** What the exercise asks **
Leave the pictures out. Return all other data exactly.

** Listed entries **
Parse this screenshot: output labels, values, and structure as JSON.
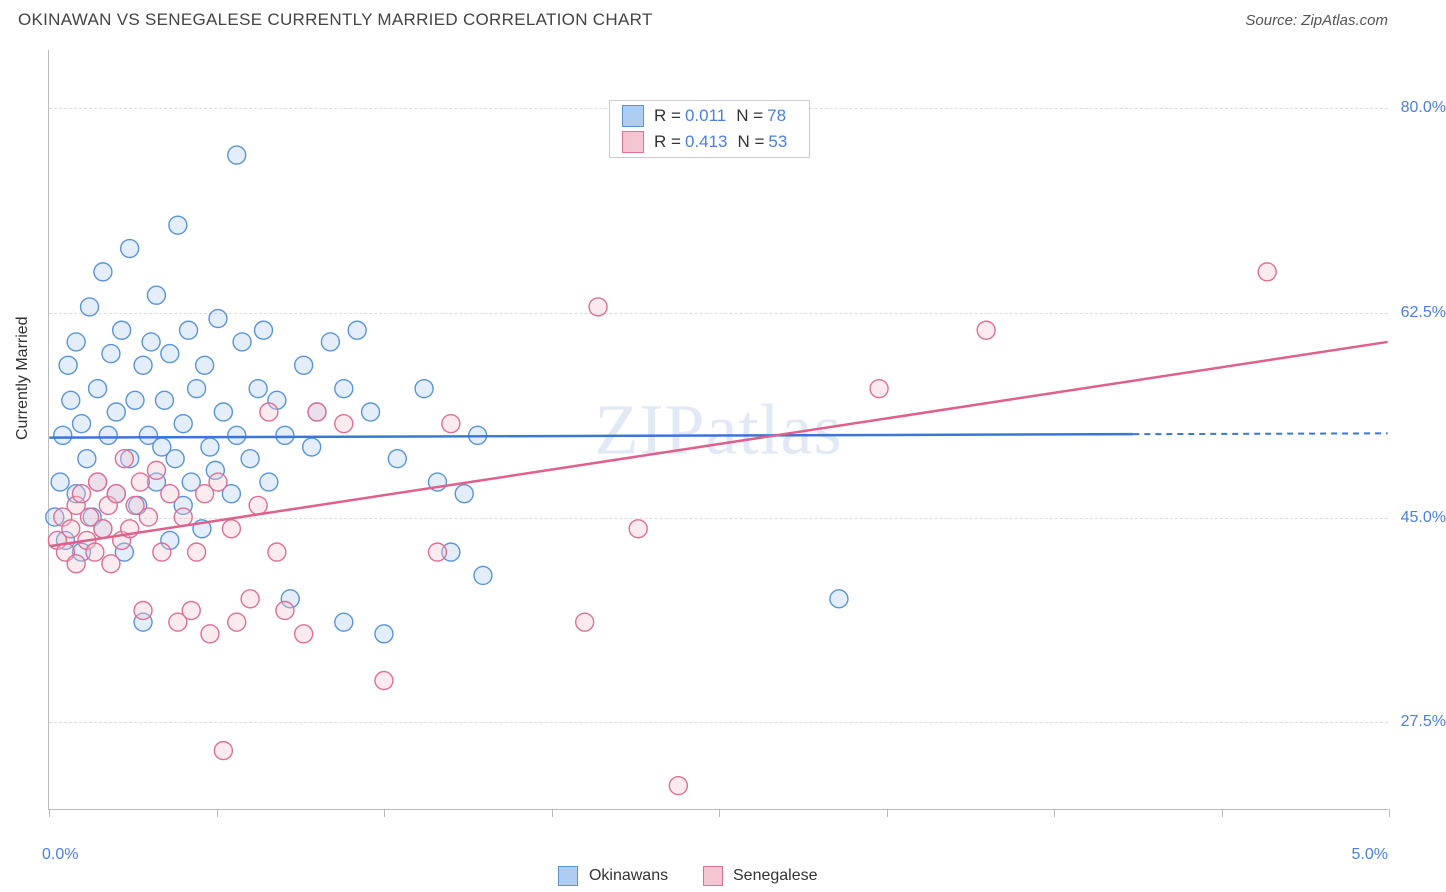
{
  "title": "OKINAWAN VS SENEGALESE CURRENTLY MARRIED CORRELATION CHART",
  "source_label": "Source: ",
  "source_value": "ZipAtlas.com",
  "watermark": "ZIPatlas",
  "chart": {
    "type": "scatter",
    "ylabel": "Currently Married",
    "xlim": [
      0.0,
      5.0
    ],
    "ylim": [
      20.0,
      85.0
    ],
    "xlim_labels": [
      "0.0%",
      "5.0%"
    ],
    "xtick_positions": [
      0.0,
      0.625,
      1.25,
      1.875,
      2.5,
      3.125,
      3.75,
      4.375,
      5.0
    ],
    "yticks": [
      27.5,
      45.0,
      62.5,
      80.0
    ],
    "ytick_labels": [
      "27.5%",
      "45.0%",
      "62.5%",
      "80.0%"
    ],
    "grid_color": "#dcdcdc",
    "axis_color": "#bbbbbb",
    "background_color": "#ffffff",
    "marker_radius": 9,
    "marker_fill_opacity": 0.35,
    "marker_stroke_width": 1.4,
    "series": [
      {
        "name": "Okinawans",
        "color_fill": "#aecdf0",
        "color_stroke": "#5a94d6",
        "trend_color": "#3b76d6",
        "R": "0.011",
        "N": "78",
        "trend_line": {
          "x1": 0.0,
          "y1": 51.8,
          "x2": 4.05,
          "y2": 52.1,
          "dashed_extend_to": 5.0
        },
        "points": [
          [
            0.02,
            45
          ],
          [
            0.04,
            48
          ],
          [
            0.05,
            52
          ],
          [
            0.06,
            43
          ],
          [
            0.07,
            58
          ],
          [
            0.08,
            55
          ],
          [
            0.1,
            47
          ],
          [
            0.1,
            60
          ],
          [
            0.12,
            42
          ],
          [
            0.12,
            53
          ],
          [
            0.14,
            50
          ],
          [
            0.15,
            63
          ],
          [
            0.16,
            45
          ],
          [
            0.18,
            56
          ],
          [
            0.18,
            48
          ],
          [
            0.2,
            66
          ],
          [
            0.2,
            44
          ],
          [
            0.22,
            52
          ],
          [
            0.23,
            59
          ],
          [
            0.25,
            47
          ],
          [
            0.25,
            54
          ],
          [
            0.27,
            61
          ],
          [
            0.28,
            42
          ],
          [
            0.3,
            50
          ],
          [
            0.3,
            68
          ],
          [
            0.32,
            55
          ],
          [
            0.33,
            46
          ],
          [
            0.35,
            58
          ],
          [
            0.35,
            36
          ],
          [
            0.37,
            52
          ],
          [
            0.38,
            60
          ],
          [
            0.4,
            48
          ],
          [
            0.4,
            64
          ],
          [
            0.42,
            51
          ],
          [
            0.43,
            55
          ],
          [
            0.45,
            43
          ],
          [
            0.45,
            59
          ],
          [
            0.47,
            50
          ],
          [
            0.48,
            70
          ],
          [
            0.5,
            46
          ],
          [
            0.5,
            53
          ],
          [
            0.52,
            61
          ],
          [
            0.53,
            48
          ],
          [
            0.55,
            56
          ],
          [
            0.57,
            44
          ],
          [
            0.58,
            58
          ],
          [
            0.6,
            51
          ],
          [
            0.62,
            49
          ],
          [
            0.63,
            62
          ],
          [
            0.65,
            54
          ],
          [
            0.68,
            47
          ],
          [
            0.7,
            76
          ],
          [
            0.7,
            52
          ],
          [
            0.72,
            60
          ],
          [
            0.75,
            50
          ],
          [
            0.78,
            56
          ],
          [
            0.8,
            61
          ],
          [
            0.82,
            48
          ],
          [
            0.85,
            55
          ],
          [
            0.88,
            52
          ],
          [
            0.9,
            38
          ],
          [
            0.95,
            58
          ],
          [
            0.98,
            51
          ],
          [
            1.0,
            54
          ],
          [
            1.05,
            60
          ],
          [
            1.1,
            36
          ],
          [
            1.1,
            56
          ],
          [
            1.15,
            61
          ],
          [
            1.2,
            54
          ],
          [
            1.25,
            35
          ],
          [
            1.3,
            50
          ],
          [
            1.4,
            56
          ],
          [
            1.45,
            48
          ],
          [
            1.5,
            42
          ],
          [
            1.55,
            47
          ],
          [
            1.6,
            52
          ],
          [
            1.62,
            40
          ],
          [
            2.95,
            38
          ]
        ]
      },
      {
        "name": "Senegalese",
        "color_fill": "#f3c6d2",
        "color_stroke": "#de6f95",
        "trend_color": "#e05f8b",
        "R": "0.413",
        "N": "53",
        "trend_line": {
          "x1": 0.0,
          "y1": 42.5,
          "x2": 5.0,
          "y2": 60.0
        },
        "points": [
          [
            0.03,
            43
          ],
          [
            0.05,
            45
          ],
          [
            0.06,
            42
          ],
          [
            0.08,
            44
          ],
          [
            0.1,
            46
          ],
          [
            0.1,
            41
          ],
          [
            0.12,
            47
          ],
          [
            0.14,
            43
          ],
          [
            0.15,
            45
          ],
          [
            0.17,
            42
          ],
          [
            0.18,
            48
          ],
          [
            0.2,
            44
          ],
          [
            0.22,
            46
          ],
          [
            0.23,
            41
          ],
          [
            0.25,
            47
          ],
          [
            0.27,
            43
          ],
          [
            0.28,
            50
          ],
          [
            0.3,
            44
          ],
          [
            0.32,
            46
          ],
          [
            0.34,
            48
          ],
          [
            0.35,
            37
          ],
          [
            0.37,
            45
          ],
          [
            0.4,
            49
          ],
          [
            0.42,
            42
          ],
          [
            0.45,
            47
          ],
          [
            0.48,
            36
          ],
          [
            0.5,
            45
          ],
          [
            0.53,
            37
          ],
          [
            0.55,
            42
          ],
          [
            0.58,
            47
          ],
          [
            0.6,
            35
          ],
          [
            0.63,
            48
          ],
          [
            0.65,
            25
          ],
          [
            0.68,
            44
          ],
          [
            0.7,
            36
          ],
          [
            0.75,
            38
          ],
          [
            0.78,
            46
          ],
          [
            0.82,
            54
          ],
          [
            0.85,
            42
          ],
          [
            0.88,
            37
          ],
          [
            0.95,
            35
          ],
          [
            1.0,
            54
          ],
          [
            1.1,
            53
          ],
          [
            1.25,
            31
          ],
          [
            1.45,
            42
          ],
          [
            1.5,
            53
          ],
          [
            2.0,
            36
          ],
          [
            2.05,
            63
          ],
          [
            2.2,
            44
          ],
          [
            2.35,
            22
          ],
          [
            3.1,
            56
          ],
          [
            3.5,
            61
          ],
          [
            4.55,
            66
          ]
        ]
      }
    ]
  },
  "legend_top": {
    "r_label": "R =",
    "n_label": "N ="
  },
  "legend_bottom": {
    "items": [
      "Okinawans",
      "Senegalese"
    ]
  },
  "colors": {
    "text_primary": "#444444",
    "text_axis": "#4a7fe0"
  }
}
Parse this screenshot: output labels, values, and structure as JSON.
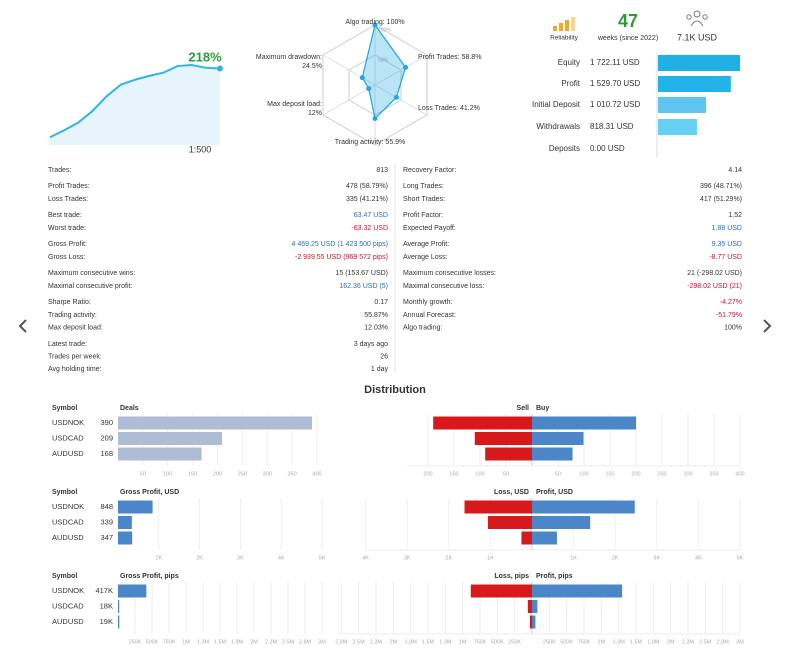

** Solution to this task **
Parse this screenshot: output labels, values, and structure as JSON.
{
  "title": "OKINAWAN VS SENEGALESE CURRENTLY MARRIED CORRELATION CHART",
  "source_label": "Source: ",
  "source_value": "ZipAtlas.com",
  "watermark": "ZIPatlas",
  "chart": {
    "type": "scatter",
    "ylabel": "Currently Married",
    "xlim": [
      0.0,
      5.0
    ],
    "ylim": [
      20.0,
      85.0
    ],
    "xlim_labels": [
      "0.0%",
      "5.0%"
    ],
    "xtick_positions": [
      0.0,
      0.625,
      1.25,
      1.875,
      2.5,
      3.125,
      3.75,
      4.375,
      5.0
    ],
    "yticks": [
      27.5,
      45.0,
      62.5,
      80.0
    ],
    "ytick_labels": [
      "27.5%",
      "45.0%",
      "62.5%",
      "80.0%"
    ],
    "grid_color": "#dcdcdc",
    "axis_color": "#bbbbbb",
    "background_color": "#ffffff",
    "marker_radius": 9,
    "marker_fill_opacity": 0.35,
    "marker_stroke_width": 1.4,
    "series": [
      {
        "name": "Okinawans",
        "color_fill": "#aecdf0",
        "color_stroke": "#5a94d6",
        "trend_color": "#3b76d6",
        "R": "0.011",
        "N": "78",
        "trend_line": {
          "x1": 0.0,
          "y1": 51.8,
          "x2": 4.05,
          "y2": 52.1,
          "dashed_extend_to": 5.0
        },
        "points": [
          [
            0.02,
            45
          ],
          [
            0.04,
            48
          ],
          [
            0.05,
            52
          ],
          [
            0.06,
            43
          ],
          [
            0.07,
            58
          ],
          [
            0.08,
            55
          ],
          [
            0.1,
            47
          ],
          [
            0.1,
            60
          ],
          [
            0.12,
            42
          ],
          [
            0.12,
            53
          ],
          [
            0.14,
            50
          ],
          [
            0.15,
            63
          ],
          [
            0.16,
            45
          ],
          [
            0.18,
            56
          ],
          [
            0.18,
            48
          ],
          [
            0.2,
            66
          ],
          [
            0.2,
            44
          ],
          [
            0.22,
            52
          ],
          [
            0.23,
            59
          ],
          [
            0.25,
            47
          ],
          [
            0.25,
            54
          ],
          [
            0.27,
            61
          ],
          [
            0.28,
            42
          ],
          [
            0.3,
            50
          ],
          [
            0.3,
            68
          ],
          [
            0.32,
            55
          ],
          [
            0.33,
            46
          ],
          [
            0.35,
            58
          ],
          [
            0.35,
            36
          ],
          [
            0.37,
            52
          ],
          [
            0.38,
            60
          ],
          [
            0.4,
            48
          ],
          [
            0.4,
            64
          ],
          [
            0.42,
            51
          ],
          [
            0.43,
            55
          ],
          [
            0.45,
            43
          ],
          [
            0.45,
            59
          ],
          [
            0.47,
            50
          ],
          [
            0.48,
            70
          ],
          [
            0.5,
            46
          ],
          [
            0.5,
            53
          ],
          [
            0.52,
            61
          ],
          [
            0.53,
            48
          ],
          [
            0.55,
            56
          ],
          [
            0.57,
            44
          ],
          [
            0.58,
            58
          ],
          [
            0.6,
            51
          ],
          [
            0.62,
            49
          ],
          [
            0.63,
            62
          ],
          [
            0.65,
            54
          ],
          [
            0.68,
            47
          ],
          [
            0.7,
            76
          ],
          [
            0.7,
            52
          ],
          [
            0.72,
            60
          ],
          [
            0.75,
            50
          ],
          [
            0.78,
            56
          ],
          [
            0.8,
            61
          ],
          [
            0.82,
            48
          ],
          [
            0.85,
            55
          ],
          [
            0.88,
            52
          ],
          [
            0.9,
            38
          ],
          [
            0.95,
            58
          ],
          [
            0.98,
            51
          ],
          [
            1.0,
            54
          ],
          [
            1.05,
            60
          ],
          [
            1.1,
            36
          ],
          [
            1.1,
            56
          ],
          [
            1.15,
            61
          ],
          [
            1.2,
            54
          ],
          [
            1.25,
            35
          ],
          [
            1.3,
            50
          ],
          [
            1.4,
            56
          ],
          [
            1.45,
            48
          ],
          [
            1.5,
            42
          ],
          [
            1.55,
            47
          ],
          [
            1.6,
            52
          ],
          [
            1.62,
            40
          ],
          [
            2.95,
            38
          ]
        ]
      },
      {
        "name": "Senegalese",
        "color_fill": "#f3c6d2",
        "color_stroke": "#de6f95",
        "trend_color": "#e05f8b",
        "R": "0.413",
        "N": "53",
        "trend_line": {
          "x1": 0.0,
          "y1": 42.5,
          "x2": 5.0,
          "y2": 60.0
        },
        "points": [
          [
            0.03,
            43
          ],
          [
            0.05,
            45
          ],
          [
            0.06,
            42
          ],
          [
            0.08,
            44
          ],
          [
            0.1,
            46
          ],
          [
            0.1,
            41
          ],
          [
            0.12,
            47
          ],
          [
            0.14,
            43
          ],
          [
            0.15,
            45
          ],
          [
            0.17,
            42
          ],
          [
            0.18,
            48
          ],
          [
            0.2,
            44
          ],
          [
            0.22,
            46
          ],
          [
            0.23,
            41
          ],
          [
            0.25,
            47
          ],
          [
            0.27,
            43
          ],
          [
            0.28,
            50
          ],
          [
            0.3,
            44
          ],
          [
            0.32,
            46
          ],
          [
            0.34,
            48
          ],
          [
            0.35,
            37
          ],
          [
            0.37,
            45
          ],
          [
            0.4,
            49
          ],
          [
            0.42,
            42
          ],
          [
            0.45,
            47
          ],
          [
            0.48,
            36
          ],
          [
            0.5,
            45
          ],
          [
            0.53,
            37
          ],
          [
            0.55,
            42
          ],
          [
            0.58,
            47
          ],
          [
            0.6,
            35
          ],
          [
            0.63,
            48
          ],
          [
            0.65,
            25
          ],
          [
            0.68,
            44
          ],
          [
            0.7,
            36
          ],
          [
            0.75,
            38
          ],
          [
            0.78,
            46
          ],
          [
            0.82,
            54
          ],
          [
            0.85,
            42
          ],
          [
            0.88,
            37
          ],
          [
            0.95,
            35
          ],
          [
            1.0,
            54
          ],
          [
            1.1,
            53
          ],
          [
            1.25,
            31
          ],
          [
            1.45,
            42
          ],
          [
            1.5,
            53
          ],
          [
            2.0,
            36
          ],
          [
            2.05,
            63
          ],
          [
            2.2,
            44
          ],
          [
            2.35,
            22
          ],
          [
            3.1,
            56
          ],
          [
            3.5,
            61
          ],
          [
            4.55,
            66
          ]
        ]
      }
    ]
  },
  "legend_top": {
    "r_label": "R =",
    "n_label": "N ="
  },
  "legend_bottom": {
    "items": [
      "Okinawans",
      "Senegalese"
    ]
  },
  "colors": {
    "text_primary": "#444444",
    "text_axis": "#4a7fe0"
  }
}
Parse this screenshot: output labels, values, and structure as JSON.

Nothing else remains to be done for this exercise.